### What you are asked to do
Continue the blog post on the Green Revolution from where it stops.

### Quoted passage
OEcotextiles

Indulgent yet responsible fabrics

The Green Revolution

O Ecotextiles (and Two Sisters Ecotextiles)

Last week we promised to explore the Green Revolution.

The term “Green Revolution”  was coined in the 1960s to highlight a particularly striking breakthrough in yields, which is the traditional way to measure agricultural performance  – in tonnes per hectare, bushels per acre or whatever.  Farmers have been trying to improve yields by improving seeds through experimentation since the beginning of time – they’d keep seeds from the biggest, highest, most vigorous plants to sow the next spring.  These seeds are the product of thousands of years of experimental plant breeding by millions of farmers across the world. The crops that humanity has painstakingly bred (sometimes from wild plants) are the kernels of our civilization.

### Excerpted data

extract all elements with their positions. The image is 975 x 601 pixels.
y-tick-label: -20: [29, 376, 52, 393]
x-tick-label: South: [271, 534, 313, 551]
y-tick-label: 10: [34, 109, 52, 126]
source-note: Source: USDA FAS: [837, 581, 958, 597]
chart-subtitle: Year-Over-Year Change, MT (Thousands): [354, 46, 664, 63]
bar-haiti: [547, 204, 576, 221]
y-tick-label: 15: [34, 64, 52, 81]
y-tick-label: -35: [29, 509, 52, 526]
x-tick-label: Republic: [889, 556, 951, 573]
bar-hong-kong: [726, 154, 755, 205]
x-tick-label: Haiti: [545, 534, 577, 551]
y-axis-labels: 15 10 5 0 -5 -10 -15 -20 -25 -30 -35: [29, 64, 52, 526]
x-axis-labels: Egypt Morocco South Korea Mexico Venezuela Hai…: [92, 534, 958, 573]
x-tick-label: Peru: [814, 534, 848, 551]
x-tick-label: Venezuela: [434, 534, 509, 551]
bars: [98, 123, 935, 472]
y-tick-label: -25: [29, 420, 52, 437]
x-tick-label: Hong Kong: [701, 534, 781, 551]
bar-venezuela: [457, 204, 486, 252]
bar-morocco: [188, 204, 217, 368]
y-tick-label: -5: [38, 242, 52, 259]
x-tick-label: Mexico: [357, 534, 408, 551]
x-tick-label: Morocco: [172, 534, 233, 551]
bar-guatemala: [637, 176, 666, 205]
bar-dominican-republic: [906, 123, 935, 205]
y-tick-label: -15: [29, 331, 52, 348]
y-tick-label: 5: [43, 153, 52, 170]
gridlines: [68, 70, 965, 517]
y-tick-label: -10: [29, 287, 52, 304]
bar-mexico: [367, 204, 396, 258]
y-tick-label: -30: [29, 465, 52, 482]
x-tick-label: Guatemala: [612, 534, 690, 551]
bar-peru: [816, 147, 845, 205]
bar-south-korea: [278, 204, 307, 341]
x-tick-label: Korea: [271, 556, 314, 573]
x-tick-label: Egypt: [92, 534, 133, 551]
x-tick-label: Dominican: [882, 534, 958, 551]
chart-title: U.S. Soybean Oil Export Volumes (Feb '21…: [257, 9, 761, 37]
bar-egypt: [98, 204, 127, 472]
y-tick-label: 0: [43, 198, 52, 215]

### Exercise result
The Green Revolution is a term used to describe a tremendous boom in agricultural productivity based on high-yielding varieties (HYV’s)  of crops (beginning with wheat, but also including rice and corn) which were developed in the 1940’s.  With a big boost from the International Agricultural Research Centers created by the Rockefeller and Ford Foundations, the “miracle” seeds of high yielding varieties quickly spread around the world.  By the 1970s, the term “revolution” was well deserved, for the new seeds – accompanied by chemical fertilizers, pesticides, and, for the most part, irrigation – had replaced the traditional farming practices of millions of Third World farmers as well as those in the United States. [1]

Much of the reason why these “high yielding varieties” produced more than traditional varieties was that they were more responsive to petrochemical fertilizers. To produce their high yields, the new seeds required far more fertilizer than traditional varieties could absorb.   Fertilizer – inducing a demand for it, supplying it, teaching farmers to use it and putting it to work – is one key to the Green Revolution[2].  In fact, some people say the term “high-yielding varieties” is a misnomer, because it implies that the new seeds are high yielding of themselves. The distinguishing feature of the seeds, however, is that they are highly responsive to certain key inputs such as fertilizers and irrigation water. They say the term “high responsive varieties” is more appropriate.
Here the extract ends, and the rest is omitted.